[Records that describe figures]
— Begin —

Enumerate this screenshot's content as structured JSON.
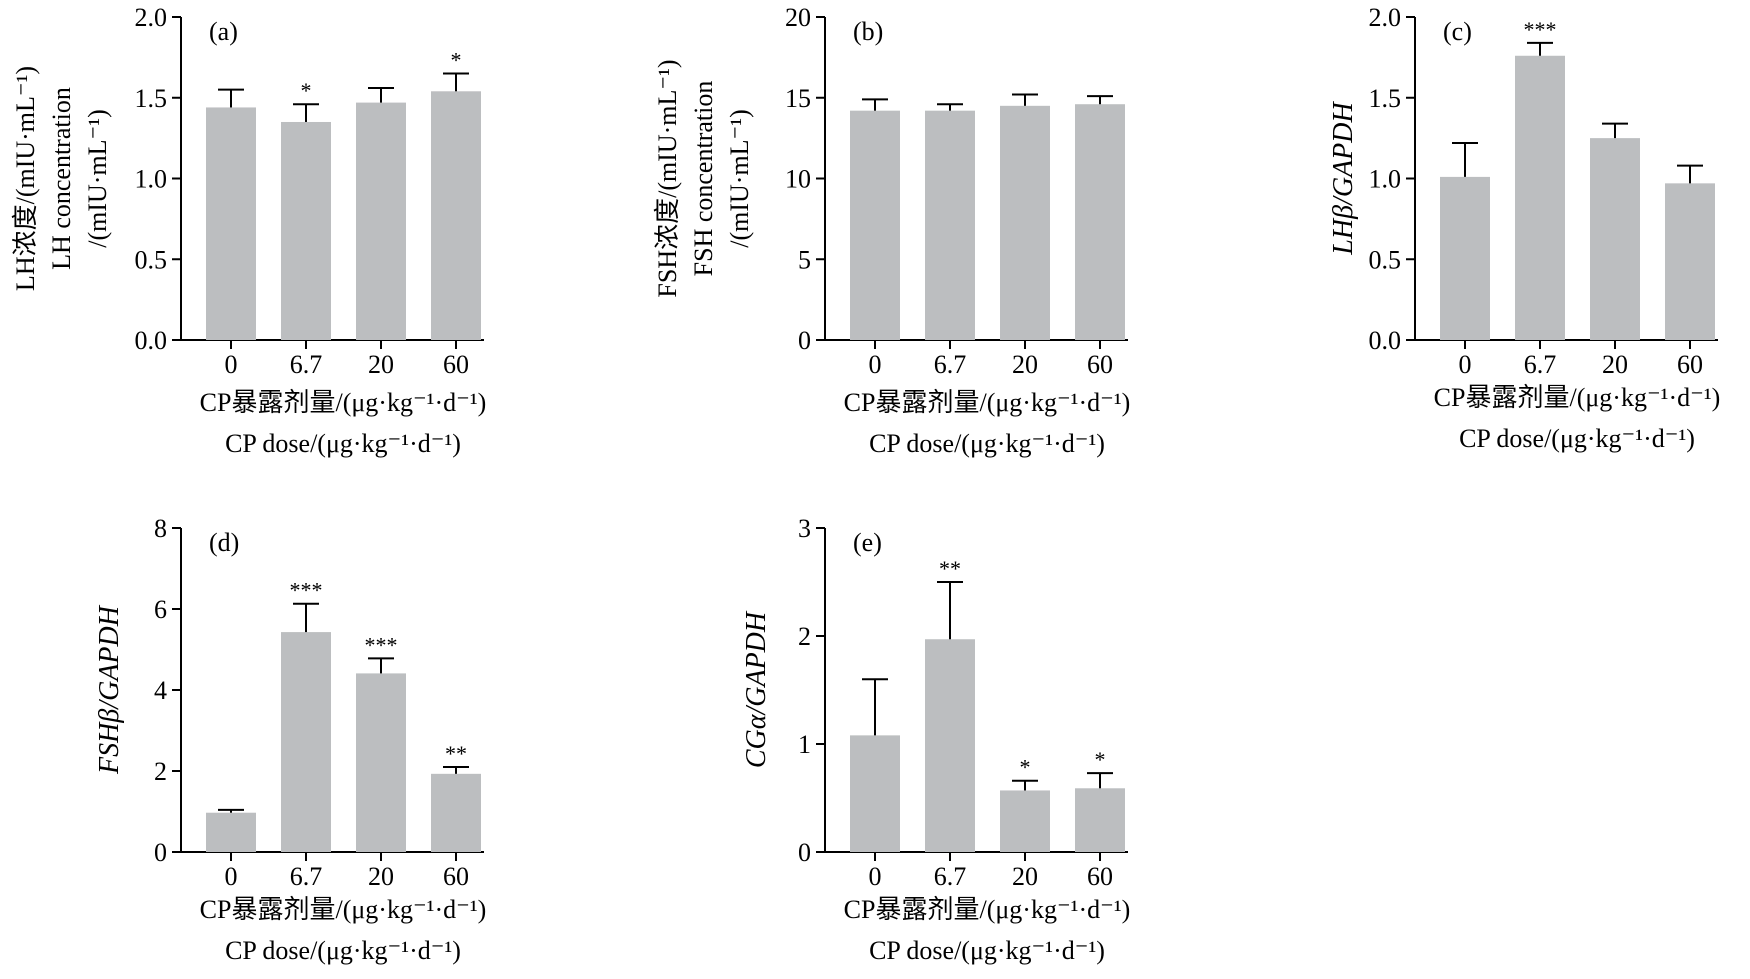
{
  "figure": {
    "x_label_cn": "CP暴露剂量/(μg·kg⁻¹·d⁻¹)",
    "x_label_en": "CP dose/(μg·kg⁻¹·d⁻¹)"
  },
  "colors": {
    "bar": "#bcbec0",
    "axis": "#000000"
  },
  "chart_data": [
    {
      "type": "bar",
      "panel": "(a)",
      "categories": [
        "0",
        "6.7",
        "20",
        "60"
      ],
      "values": [
        1.44,
        1.35,
        1.47,
        1.54
      ],
      "errors": [
        0.11,
        0.11,
        0.09,
        0.11
      ],
      "significance": [
        "",
        "*",
        "",
        "*"
      ],
      "ylim": [
        0,
        2.0
      ],
      "yticks": [
        "0.0",
        "0.5",
        "1.0",
        "1.5",
        "2.0"
      ],
      "ylabel_lines": [
        "LH浓度/(mIU·mL⁻¹)",
        "LH concentration",
        "/(mIU·mL⁻¹)"
      ],
      "ylabel_italic": false
    },
    {
      "type": "bar",
      "panel": "(b)",
      "categories": [
        "0",
        "6.7",
        "20",
        "60"
      ],
      "values": [
        14.2,
        14.2,
        14.5,
        14.6
      ],
      "errors": [
        0.7,
        0.4,
        0.7,
        0.5
      ],
      "significance": [
        "",
        "",
        "",
        ""
      ],
      "ylim": [
        0,
        20
      ],
      "yticks": [
        "0",
        "5",
        "10",
        "15",
        "20"
      ],
      "ylabel_lines": [
        "FSH浓度/(mIU·mL⁻¹)",
        "FSH concentration",
        "/(mIU·mL⁻¹)"
      ],
      "ylabel_italic": false
    },
    {
      "type": "bar",
      "panel": "(c)",
      "categories": [
        "0",
        "6.7",
        "20",
        "60"
      ],
      "values": [
        1.01,
        1.76,
        1.25,
        0.97
      ],
      "errors": [
        0.21,
        0.08,
        0.09,
        0.11
      ],
      "significance": [
        "",
        "***",
        "",
        ""
      ],
      "ylim": [
        0,
        2.0
      ],
      "yticks": [
        "0.0",
        "0.5",
        "1.0",
        "1.5",
        "2.0"
      ],
      "ylabel_lines": [
        "LHβ/GAPDH"
      ],
      "ylabel_italic": true
    },
    {
      "type": "bar",
      "panel": "(d)",
      "categories": [
        "0",
        "6.7",
        "20",
        "60"
      ],
      "values": [
        0.97,
        5.43,
        4.41,
        1.93
      ],
      "errors": [
        0.07,
        0.7,
        0.37,
        0.17
      ],
      "significance": [
        "",
        "***",
        "***",
        "**"
      ],
      "ylim": [
        0,
        8
      ],
      "yticks": [
        "0",
        "2",
        "4",
        "6",
        "8"
      ],
      "ylabel_lines": [
        "FSHβ/GAPDH"
      ],
      "ylabel_italic": true
    },
    {
      "type": "bar",
      "panel": "(e)",
      "categories": [
        "0",
        "6.7",
        "20",
        "60"
      ],
      "values": [
        1.08,
        1.97,
        0.57,
        0.59
      ],
      "errors": [
        0.52,
        0.53,
        0.09,
        0.14
      ],
      "significance": [
        "",
        "**",
        "*",
        "*"
      ],
      "ylim": [
        0,
        3
      ],
      "yticks": [
        "0",
        "1",
        "2",
        "3"
      ],
      "ylabel_lines": [
        "CGα/GAPDH"
      ],
      "ylabel_italic": true
    }
  ]
}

— End —

Please write out all of the material above without changing a word, and omit any pictures.

Enumerate this screenshot's content as structured JSON.
{
  "figure": {
    "x_label_cn": "CP暴露剂量/(μg·kg⁻¹·d⁻¹)",
    "x_label_en": "CP dose/(μg·kg⁻¹·d⁻¹)"
  },
  "colors": {
    "bar": "#bcbec0",
    "axis": "#000000"
  },
  "chart_data": [
    {
      "type": "bar",
      "panel": "(a)",
      "categories": [
        "0",
        "6.7",
        "20",
        "60"
      ],
      "values": [
        1.44,
        1.35,
        1.47,
        1.54
      ],
      "errors": [
        0.11,
        0.11,
        0.09,
        0.11
      ],
      "significance": [
        "",
        "*",
        "",
        "*"
      ],
      "ylim": [
        0,
        2.0
      ],
      "yticks": [
        "0.0",
        "0.5",
        "1.0",
        "1.5",
        "2.0"
      ],
      "ylabel_lines": [
        "LH浓度/(mIU·mL⁻¹)",
        "LH concentration",
        "/(mIU·mL⁻¹)"
      ],
      "ylabel_italic": false
    },
    {
      "type": "bar",
      "panel": "(b)",
      "categories": [
        "0",
        "6.7",
        "20",
        "60"
      ],
      "values": [
        14.2,
        14.2,
        14.5,
        14.6
      ],
      "errors": [
        0.7,
        0.4,
        0.7,
        0.5
      ],
      "significance": [
        "",
        "",
        "",
        ""
      ],
      "ylim": [
        0,
        20
      ],
      "yticks": [
        "0",
        "5",
        "10",
        "15",
        "20"
      ],
      "ylabel_lines": [
        "FSH浓度/(mIU·mL⁻¹)",
        "FSH concentration",
        "/(mIU·mL⁻¹)"
      ],
      "ylabel_italic": false
    },
    {
      "type": "bar",
      "panel": "(c)",
      "categories": [
        "0",
        "6.7",
        "20",
        "60"
      ],
      "values": [
        1.01,
        1.76,
        1.25,
        0.97
      ],
      "errors": [
        0.21,
        0.08,
        0.09,
        0.11
      ],
      "significance": [
        "",
        "***",
        "",
        ""
      ],
      "ylim": [
        0,
        2.0
      ],
      "yticks": [
        "0.0",
        "0.5",
        "1.0",
        "1.5",
        "2.0"
      ],
      "ylabel_lines": [
        "LHβ/GAPDH"
      ],
      "ylabel_italic": true
    },
    {
      "type": "bar",
      "panel": "(d)",
      "categories": [
        "0",
        "6.7",
        "20",
        "60"
      ],
      "values": [
        0.97,
        5.43,
        4.41,
        1.93
      ],
      "errors": [
        0.07,
        0.7,
        0.37,
        0.17
      ],
      "significance": [
        "",
        "***",
        "***",
        "**"
      ],
      "ylim": [
        0,
        8
      ],
      "yticks": [
        "0",
        "2",
        "4",
        "6",
        "8"
      ],
      "ylabel_lines": [
        "FSHβ/GAPDH"
      ],
      "ylabel_italic": true
    },
    {
      "type": "bar",
      "panel": "(e)",
      "categories": [
        "0",
        "6.7",
        "20",
        "60"
      ],
      "values": [
        1.08,
        1.97,
        0.57,
        0.59
      ],
      "errors": [
        0.52,
        0.53,
        0.09,
        0.14
      ],
      "significance": [
        "",
        "**",
        "*",
        "*"
      ],
      "ylim": [
        0,
        3
      ],
      "yticks": [
        "0",
        "1",
        "2",
        "3"
      ],
      "ylabel_lines": [
        "CGα/GAPDH"
      ],
      "ylabel_italic": true
    }
  ]
}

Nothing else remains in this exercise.